Without the pictures, give the entries below again exactly as written.
---+---
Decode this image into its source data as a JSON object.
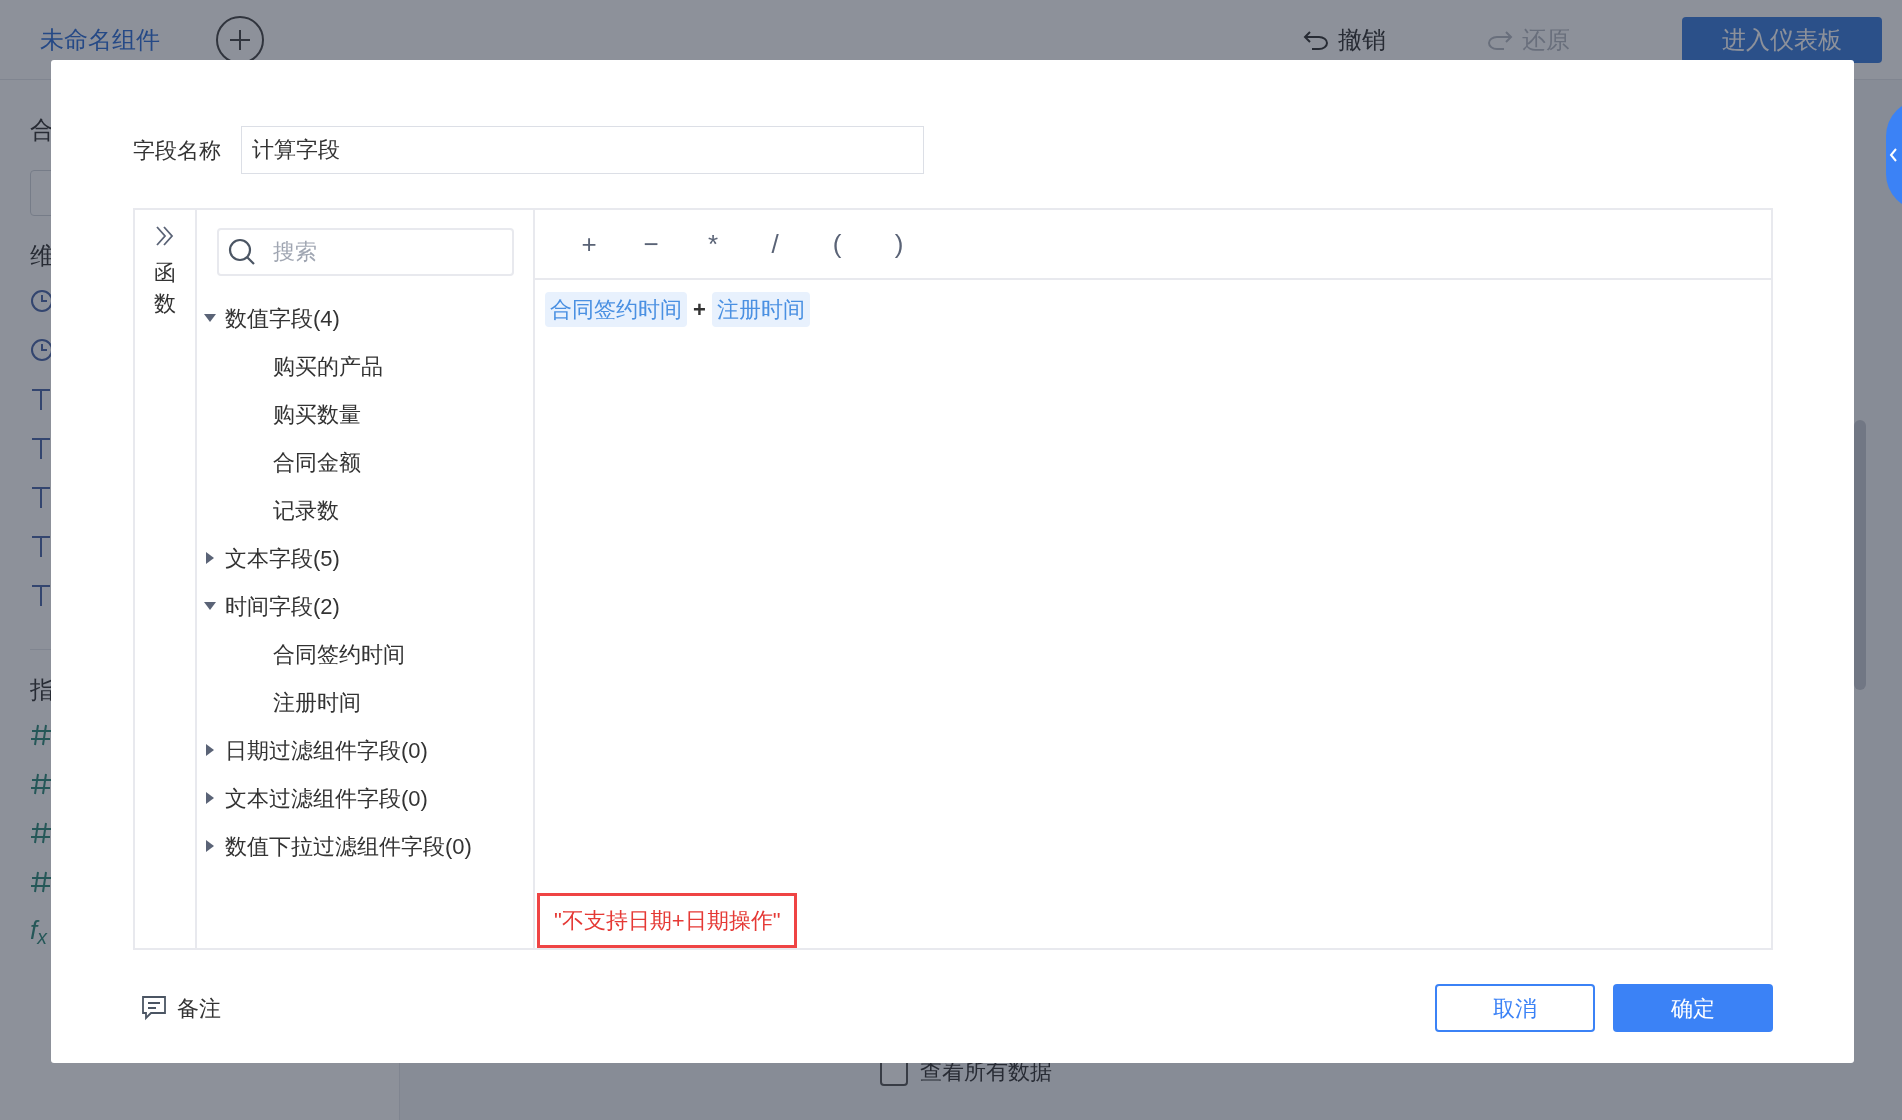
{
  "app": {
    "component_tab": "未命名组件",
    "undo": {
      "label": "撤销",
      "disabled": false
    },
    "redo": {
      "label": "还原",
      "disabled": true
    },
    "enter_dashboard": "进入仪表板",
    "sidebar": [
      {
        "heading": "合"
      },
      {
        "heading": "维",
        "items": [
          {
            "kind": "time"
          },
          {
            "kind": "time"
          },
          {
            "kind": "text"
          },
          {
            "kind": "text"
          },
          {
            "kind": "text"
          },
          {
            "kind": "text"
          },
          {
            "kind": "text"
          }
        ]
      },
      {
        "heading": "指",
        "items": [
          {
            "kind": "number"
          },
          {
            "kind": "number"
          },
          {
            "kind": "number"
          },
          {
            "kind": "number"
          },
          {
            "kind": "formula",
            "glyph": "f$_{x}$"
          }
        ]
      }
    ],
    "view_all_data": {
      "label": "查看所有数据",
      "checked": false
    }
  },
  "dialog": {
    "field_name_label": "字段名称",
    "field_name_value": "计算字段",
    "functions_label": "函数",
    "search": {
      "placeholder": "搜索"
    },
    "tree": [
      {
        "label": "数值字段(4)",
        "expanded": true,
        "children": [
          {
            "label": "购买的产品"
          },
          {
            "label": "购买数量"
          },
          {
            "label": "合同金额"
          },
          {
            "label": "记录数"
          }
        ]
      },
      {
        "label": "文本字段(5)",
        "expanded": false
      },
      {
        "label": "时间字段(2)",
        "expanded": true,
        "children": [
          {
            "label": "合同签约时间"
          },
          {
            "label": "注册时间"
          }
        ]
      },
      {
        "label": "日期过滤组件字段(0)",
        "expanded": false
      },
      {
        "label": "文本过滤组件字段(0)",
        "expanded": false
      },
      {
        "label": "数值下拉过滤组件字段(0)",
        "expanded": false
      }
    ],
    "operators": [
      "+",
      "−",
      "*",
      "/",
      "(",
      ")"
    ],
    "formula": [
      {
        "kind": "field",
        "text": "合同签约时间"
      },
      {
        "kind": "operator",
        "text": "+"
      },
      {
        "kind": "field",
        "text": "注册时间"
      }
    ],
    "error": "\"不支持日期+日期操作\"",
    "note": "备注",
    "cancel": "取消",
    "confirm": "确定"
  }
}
---+---
- **The solution**:
Decode this image into its source data as a JSON object.
{
  "app": {
    "component_tab": "未命名组件",
    "undo": {
      "label": "撤销",
      "disabled": false
    },
    "redo": {
      "label": "还原",
      "disabled": true
    },
    "enter_dashboard": "进入仪表板",
    "sidebar": [
      {
        "heading": "合"
      },
      {
        "heading": "维",
        "items": [
          {
            "kind": "time"
          },
          {
            "kind": "time"
          },
          {
            "kind": "text"
          },
          {
            "kind": "text"
          },
          {
            "kind": "text"
          },
          {
            "kind": "text"
          },
          {
            "kind": "text"
          }
        ]
      },
      {
        "heading": "指",
        "items": [
          {
            "kind": "number"
          },
          {
            "kind": "number"
          },
          {
            "kind": "number"
          },
          {
            "kind": "number"
          },
          {
            "kind": "formula",
            "glyph": "f$_{x}$"
          }
        ]
      }
    ],
    "view_all_data": {
      "label": "查看所有数据",
      "checked": false
    }
  },
  "dialog": {
    "field_name_label": "字段名称",
    "field_name_value": "计算字段",
    "functions_label": "函数",
    "search": {
      "placeholder": "搜索"
    },
    "tree": [
      {
        "label": "数值字段(4)",
        "expanded": true,
        "children": [
          {
            "label": "购买的产品"
          },
          {
            "label": "购买数量"
          },
          {
            "label": "合同金额"
          },
          {
            "label": "记录数"
          }
        ]
      },
      {
        "label": "文本字段(5)",
        "expanded": false
      },
      {
        "label": "时间字段(2)",
        "expanded": true,
        "children": [
          {
            "label": "合同签约时间"
          },
          {
            "label": "注册时间"
          }
        ]
      },
      {
        "label": "日期过滤组件字段(0)",
        "expanded": false
      },
      {
        "label": "文本过滤组件字段(0)",
        "expanded": false
      },
      {
        "label": "数值下拉过滤组件字段(0)",
        "expanded": false
      }
    ],
    "operators": [
      "+",
      "−",
      "*",
      "/",
      "(",
      ")"
    ],
    "formula": [
      {
        "kind": "field",
        "text": "合同签约时间"
      },
      {
        "kind": "operator",
        "text": "+"
      },
      {
        "kind": "field",
        "text": "注册时间"
      }
    ],
    "error": "\"不支持日期+日期操作\"",
    "note": "备注",
    "cancel": "取消",
    "confirm": "确定"
  }
}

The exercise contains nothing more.